Skip the pictures. Repeat everything else in the records word for word.

^^^^^^^^

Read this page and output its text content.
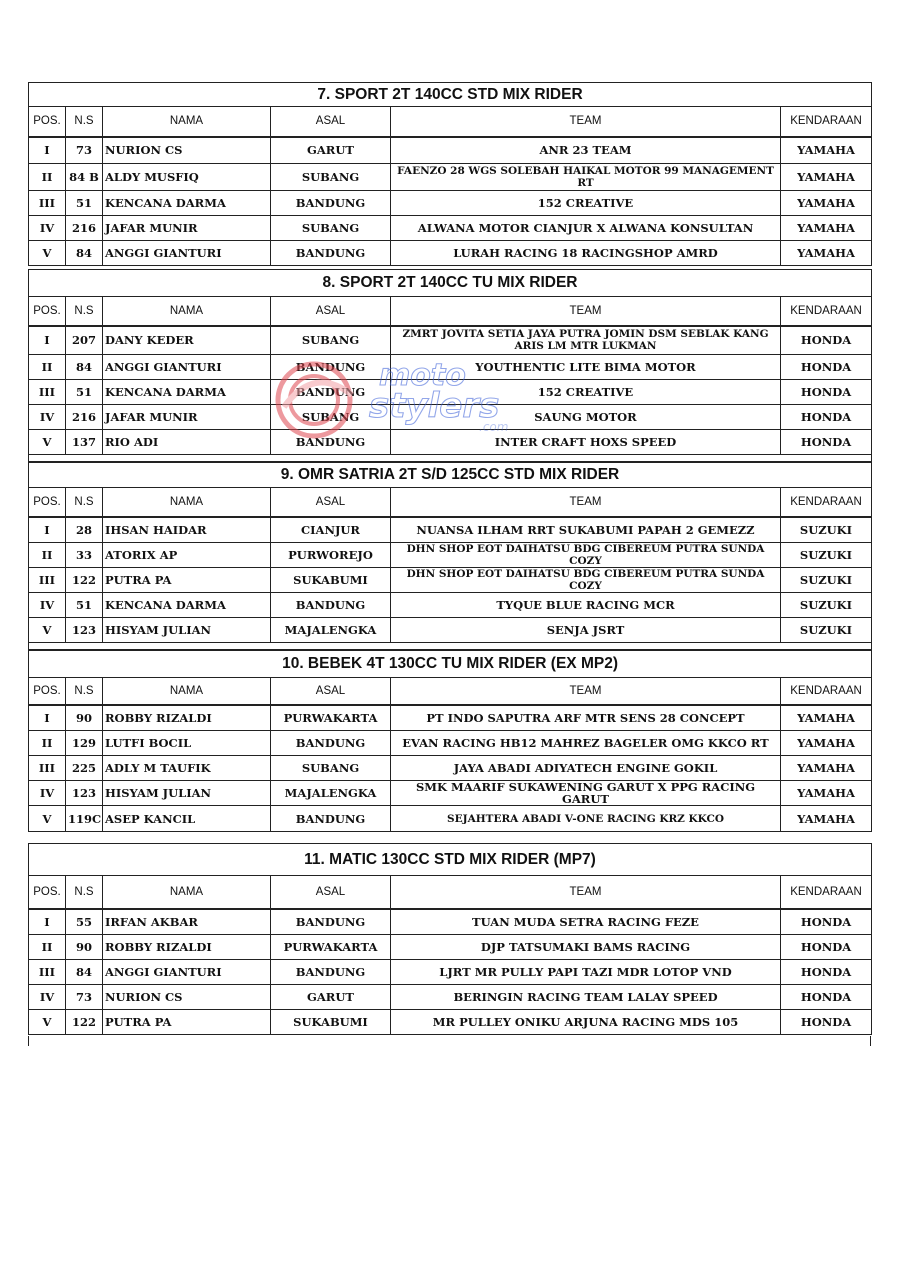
7. SPORT 2T 140CC STD MIX RIDER					
POS.	N.S	NAMA	ASAL	TEAM	KENDARAAN
I	73	NURION CS	GARUT	ANR 23 TEAM	YAMAHA
II	84 B	ALDY MUSFIQ	SUBANG	FAENZO 28 WGS SOLEBAH HAIKAL MOTOR 99 MANAGEMENT RT	YAMAHA
III	51	KENCANA DARMA	BANDUNG	152 CREATIVE	YAMAHA
IV	216	JAFAR MUNIR	SUBANG	ALWANA MOTOR CIANJUR X ALWANA KONSULTAN	YAMAHA
V	84	ANGGI GIANTURI	BANDUNG	LURAH RACING 18 RACINGSHOP AMRD	YAMAHA
8. SPORT 2T 140CC TU MIX RIDER					
POS.	N.S	NAMA	ASAL	TEAM	KENDARAAN
I	207	DANY KEDER	SUBANG	ZMRT JOVITA SETIA JAYA PUTRA JOMIN DSM SEBLAK KANG ARIS LM MTR LUKMAN	HONDA
II	84	ANGGI GIANTURI	BANDUNG	YOUTHENTIC LITE BIMA MOTOR	HONDA
III	51	KENCANA DARMA	BANDUNG	152 CREATIVE	HONDA
IV	216	JAFAR MUNIR	SUBANG	SAUNG MOTOR	HONDA
V	137	RIO ADI	BANDUNG	INTER CRAFT HOXS SPEED	HONDA

9. OMR SATRIA 2T S/D 125CC STD MIX RIDER					
POS.	N.S	NAMA	ASAL	TEAM	KENDARAAN
I	28	IHSAN HAIDAR	CIANJUR	NUANSA ILHAM RRT SUKABUMI PAPAH 2 GEMEZZ	SUZUKI
II	33	ATORIX AP	PURWOREJO	DHN SHOP EOT DAIHATSU BDG CIBEREUM PUTRA SUNDA COZY	SUZUKI
III	122	PUTRA PA	SUKABUMI	DHN SHOP EOT DAIHATSU BDG CIBEREUM PUTRA SUNDA COZY	SUZUKI
IV	51	KENCANA DARMA	BANDUNG	TYQUE BLUE RACING MCR	SUZUKI
V	123	HISYAM JULIAN	MAJALENGKA	SENJA JSRT	SUZUKI

10. BEBEK 4T 130CC TU MIX RIDER (EX MP2)					
POS.	N.S	NAMA	ASAL	TEAM	KENDARAAN
I	90	ROBBY RIZALDI	PURWAKARTA	PT INDO SAPUTRA ARF MTR SENS 28 CONCEPT	YAMAHA
II	129	LUTFI BOCIL	BANDUNG	EVAN RACING HB12 MAHREZ BAGELER OMG KKCO RT	YAMAHA
III	225	ADLY M TAUFIK	SUBANG	JAYA ABADI ADIYATECH ENGINE GOKIL	YAMAHA
IV	123	HISYAM JULIAN	MAJALENGKA	SMK MAARIF SUKAWENING GARUT X PPG RACING GARUT	YAMAHA
V	119C	ASEP KANCIL	BANDUNG	SEJAHTERA ABADI V-ONE RACING KRZ KKCO	YAMAHA
11. MATIC 130CC STD MIX RIDER (MP7)					
POS.	N.S	NAMA	ASAL	TEAM	KENDARAAN
I	55	IRFAN AKBAR	BANDUNG	TUAN MUDA SETRA RACING FEZE	HONDA
II	90	ROBBY RIZALDI	PURWAKARTA	DJP TATSUMAKI BAMS RACING	HONDA
III	84	ANGGI GIANTURI	BANDUNG	LJRT MR PULLY PAPI TAZI MDR LOTOP VND	HONDA
IV	73	NURION CS	GARUT	BERINGIN RACING TEAM LALAY SPEED	HONDA
V	122	PUTRA PA	SUKABUMI	MR PULLEY ONIKU ARJUNA RACING MDS 105	HONDA
moto
stylers
.com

^^^^^^^^

• _Solution to this task_:
Read this page and output its text content.
7. SPORT 2T 140CC STD MIX RIDER					
POS.	N.S	NAMA	ASAL	TEAM	KENDARAAN
I	73	NURION CS	GARUT	ANR 23 TEAM	YAMAHA
II	84 B	ALDY MUSFIQ	SUBANG	FAENZO 28 WGS SOLEBAH HAIKAL MOTOR 99 MANAGEMENT RT	YAMAHA
III	51	KENCANA DARMA	BANDUNG	152 CREATIVE	YAMAHA
IV	216	JAFAR MUNIR	SUBANG	ALWANA MOTOR CIANJUR X ALWANA KONSULTAN	YAMAHA
V	84	ANGGI GIANTURI	BANDUNG	LURAH RACING 18 RACINGSHOP AMRD	YAMAHA
8. SPORT 2T 140CC TU MIX RIDER					
POS.	N.S	NAMA	ASAL	TEAM	KENDARAAN
I	207	DANY KEDER	SUBANG	ZMRT JOVITA SETIA JAYA PUTRA JOMIN DSM SEBLAK KANG ARIS LM MTR LUKMAN	HONDA
II	84	ANGGI GIANTURI	BANDUNG	YOUTHENTIC LITE BIMA MOTOR	HONDA
III	51	KENCANA DARMA	BANDUNG	152 CREATIVE	HONDA
IV	216	JAFAR MUNIR	SUBANG	SAUNG MOTOR	HONDA
V	137	RIO ADI	BANDUNG	INTER CRAFT HOXS SPEED	HONDA

9. OMR SATRIA 2T S/D 125CC STD MIX RIDER					
POS.	N.S	NAMA	ASAL	TEAM	KENDARAAN
I	28	IHSAN HAIDAR	CIANJUR	NUANSA ILHAM RRT SUKABUMI PAPAH 2 GEMEZZ	SUZUKI
II	33	ATORIX AP	PURWOREJO	DHN SHOP EOT DAIHATSU BDG CIBEREUM PUTRA SUNDA COZY	SUZUKI
III	122	PUTRA PA	SUKABUMI	DHN SHOP EOT DAIHATSU BDG CIBEREUM PUTRA SUNDA COZY	SUZUKI
IV	51	KENCANA DARMA	BANDUNG	TYQUE BLUE RACING MCR	SUZUKI
V	123	HISYAM JULIAN	MAJALENGKA	SENJA JSRT	SUZUKI

10. BEBEK 4T 130CC TU MIX RIDER (EX MP2)					
POS.	N.S	NAMA	ASAL	TEAM	KENDARAAN
I	90	ROBBY RIZALDI	PURWAKARTA	PT INDO SAPUTRA ARF MTR SENS 28 CONCEPT	YAMAHA
II	129	LUTFI BOCIL	BANDUNG	EVAN RACING HB12 MAHREZ BAGELER OMG KKCO RT	YAMAHA
III	225	ADLY M TAUFIK	SUBANG	JAYA ABADI ADIYATECH ENGINE GOKIL	YAMAHA
IV	123	HISYAM JULIAN	MAJALENGKA	SMK MAARIF SUKAWENING GARUT X PPG RACING GARUT	YAMAHA
V	119C	ASEP KANCIL	BANDUNG	SEJAHTERA ABADI V-ONE RACING KRZ KKCO	YAMAHA
11. MATIC 130CC STD MIX RIDER (MP7)					
POS.	N.S	NAMA	ASAL	TEAM	KENDARAAN
I	55	IRFAN AKBAR	BANDUNG	TUAN MUDA SETRA RACING FEZE	HONDA
II	90	ROBBY RIZALDI	PURWAKARTA	DJP TATSUMAKI BAMS RACING	HONDA
III	84	ANGGI GIANTURI	BANDUNG	LJRT MR PULLY PAPI TAZI MDR LOTOP VND	HONDA
IV	73	NURION CS	GARUT	BERINGIN RACING TEAM LALAY SPEED	HONDA
V	122	PUTRA PA	SUKABUMI	MR PULLEY ONIKU ARJUNA RACING MDS 105	HONDA
moto
stylers
.com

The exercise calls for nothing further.